▶ Text segment:
Alternative names: Linear authentication code, Code in the \(q\)-Johnson scheme, Finite-field Grassmannian code, Grassmannian variety code, Finite Grassmannian code, Discrete Grassmannian code.

Description

A subspace code whose codewords are \(k\)-dimensional subspaces of \(GF(q)^n\) for fixed \(k\). Constant-dimension codes are equivalent to linear authentication codes [2; Thm. 4.1].

Each \(k\)-dimensional subspace of \(GF(q)^n\) is a point on the finite-field Grassmannian (a.k.a. Grassmannian variety or \(q\)-Johnson space). The number of such subspaces is a \(q\)-binomial coefficient [3][4; Sec. 8.6].

Protection

Johnson-type bounds have been developed [5].

Realizations

Linear authentication [2].

Cousins

  • Grassmannian code— The finite-field Grassmanian is a finite analogue of the compact Grassmannians.
  • Rank-metric code— Rank-metric codes can be lifted to make constant-dimension codes [6,7]; see review [3].
  • Constant-weight code— Codewords of length \(n\) and weight \(w\) are in one-to-one correspondence with subsets of \(n\) objects with \(w\) elements. The \(q\)-Johnson spaces generalize this notion to subspaces and reduce to Johnson spaces at \(q=1\). In other words, \((q=2)\)-Johnson space is not the same as (binary) Johnson space since the former indexes subspaces, while the latter indexes subsets.
  • Grassmannian evaluation code— Grassmannian evaluation codes are evaluation codes of polynomials evaluated on points lying on a finite-field Grassmannian embedded into projective space using the Plucker embedding [8,9].
  • Projective geometry code— The projective plane \(PG(k-1,q)\) is a special case of the finite-field Grassmannian [9].

Member of code lists

Primary Hierarchy

Classical Domain
Matrix Kingdom
Matrix-based codeECC
Subspace code
Parents
Subspace code
Subspace codes of constant dimension reduce to constant-dimension codes.
Two-point homogeneous-space codeECC
The finite-field Grassmannian (a.k.a. \(q\)-Johnson space) can be regarded as a finite two-point homogeneous space \(G/H\) where \(G = GL(n,GF(q))\) [9,10][11; Table 2][12; Ch. 9][4; Sec. 8.6].

▶ Apply what you read:
A. Summarize the constant-dimension code entry in two sentences.
B. Reproduce the constant-dimension code entry between "Member of code" and "9][4; Sec. 8.6].", inclusive.
C. Using the constant-dimension code entry, decide whether each statement agrees with it. Answer yes or no for each, and quote the words that decide it.
(i) Rank-metric codes can be lifted to make constant-dimension codes.
(ii) The (q=2)-Johnson space is the same as the binary Johnson space.
(iii) Grassmannian evaluation codes embed the finite-field Grassmannian into projective space using the Plucker embedding.

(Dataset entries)

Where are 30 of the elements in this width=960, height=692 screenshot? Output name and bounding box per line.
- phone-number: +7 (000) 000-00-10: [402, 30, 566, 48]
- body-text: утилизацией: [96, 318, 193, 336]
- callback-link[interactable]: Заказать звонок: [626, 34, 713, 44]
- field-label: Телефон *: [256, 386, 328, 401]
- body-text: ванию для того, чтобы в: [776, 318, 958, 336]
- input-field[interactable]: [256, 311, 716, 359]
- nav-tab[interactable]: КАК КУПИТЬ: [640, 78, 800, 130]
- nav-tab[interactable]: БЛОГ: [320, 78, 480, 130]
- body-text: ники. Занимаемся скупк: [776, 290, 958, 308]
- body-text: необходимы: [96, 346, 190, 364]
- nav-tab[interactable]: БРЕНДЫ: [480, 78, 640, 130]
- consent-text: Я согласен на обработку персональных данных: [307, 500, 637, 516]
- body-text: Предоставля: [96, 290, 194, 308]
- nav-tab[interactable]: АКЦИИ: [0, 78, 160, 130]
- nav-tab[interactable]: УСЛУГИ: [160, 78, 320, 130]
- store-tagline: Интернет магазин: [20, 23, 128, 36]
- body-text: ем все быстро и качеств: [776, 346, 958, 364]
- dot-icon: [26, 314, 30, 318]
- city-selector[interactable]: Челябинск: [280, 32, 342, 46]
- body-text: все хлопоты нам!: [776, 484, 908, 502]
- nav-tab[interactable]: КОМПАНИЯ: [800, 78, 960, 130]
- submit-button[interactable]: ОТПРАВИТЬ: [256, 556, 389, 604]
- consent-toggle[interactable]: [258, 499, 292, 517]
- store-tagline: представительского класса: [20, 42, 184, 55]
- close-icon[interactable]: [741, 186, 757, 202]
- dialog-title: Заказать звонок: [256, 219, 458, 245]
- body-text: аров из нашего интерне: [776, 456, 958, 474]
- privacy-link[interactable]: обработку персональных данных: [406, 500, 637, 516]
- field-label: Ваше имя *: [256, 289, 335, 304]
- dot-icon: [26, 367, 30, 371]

▶ Per-task answers:
A. A constant-dimension code is a subspace code whose codewords are k-dimensional subspaces of GF(q)^n for fixed k, and such codes are equivalent to linear authentication codes. Each of these subspaces is a point on the finite-field Grassmannian, and the number of them is a q-binomial coefficient.

B.
Member of code lists

Primary Hierarchy

Classical Domain
Matrix Kingdom
Matrix-based codeECC
Subspace code
Parents
Subspace code
Subspace codes of constant dimension reduce to constant-dimension codes.
Two-point homogeneous-space codeECC
The finite-field Grassmannian (a.k.a. \(q\)-Johnson space) can be regarded as a finite two-point homogeneous space \(G/H\) where \(G = GL(n,GF(q))\) [9,10][11; Table 2][12; Ch. 9][4; Sec. 8.6].

C.
(i) Yes: "Rank-metric codes can be lifted to make constant-dimension codes"
(ii) No: "is not the same as (binary) Johnson space"
(iii) Yes: "embedded into projective space using the Plucker embedding"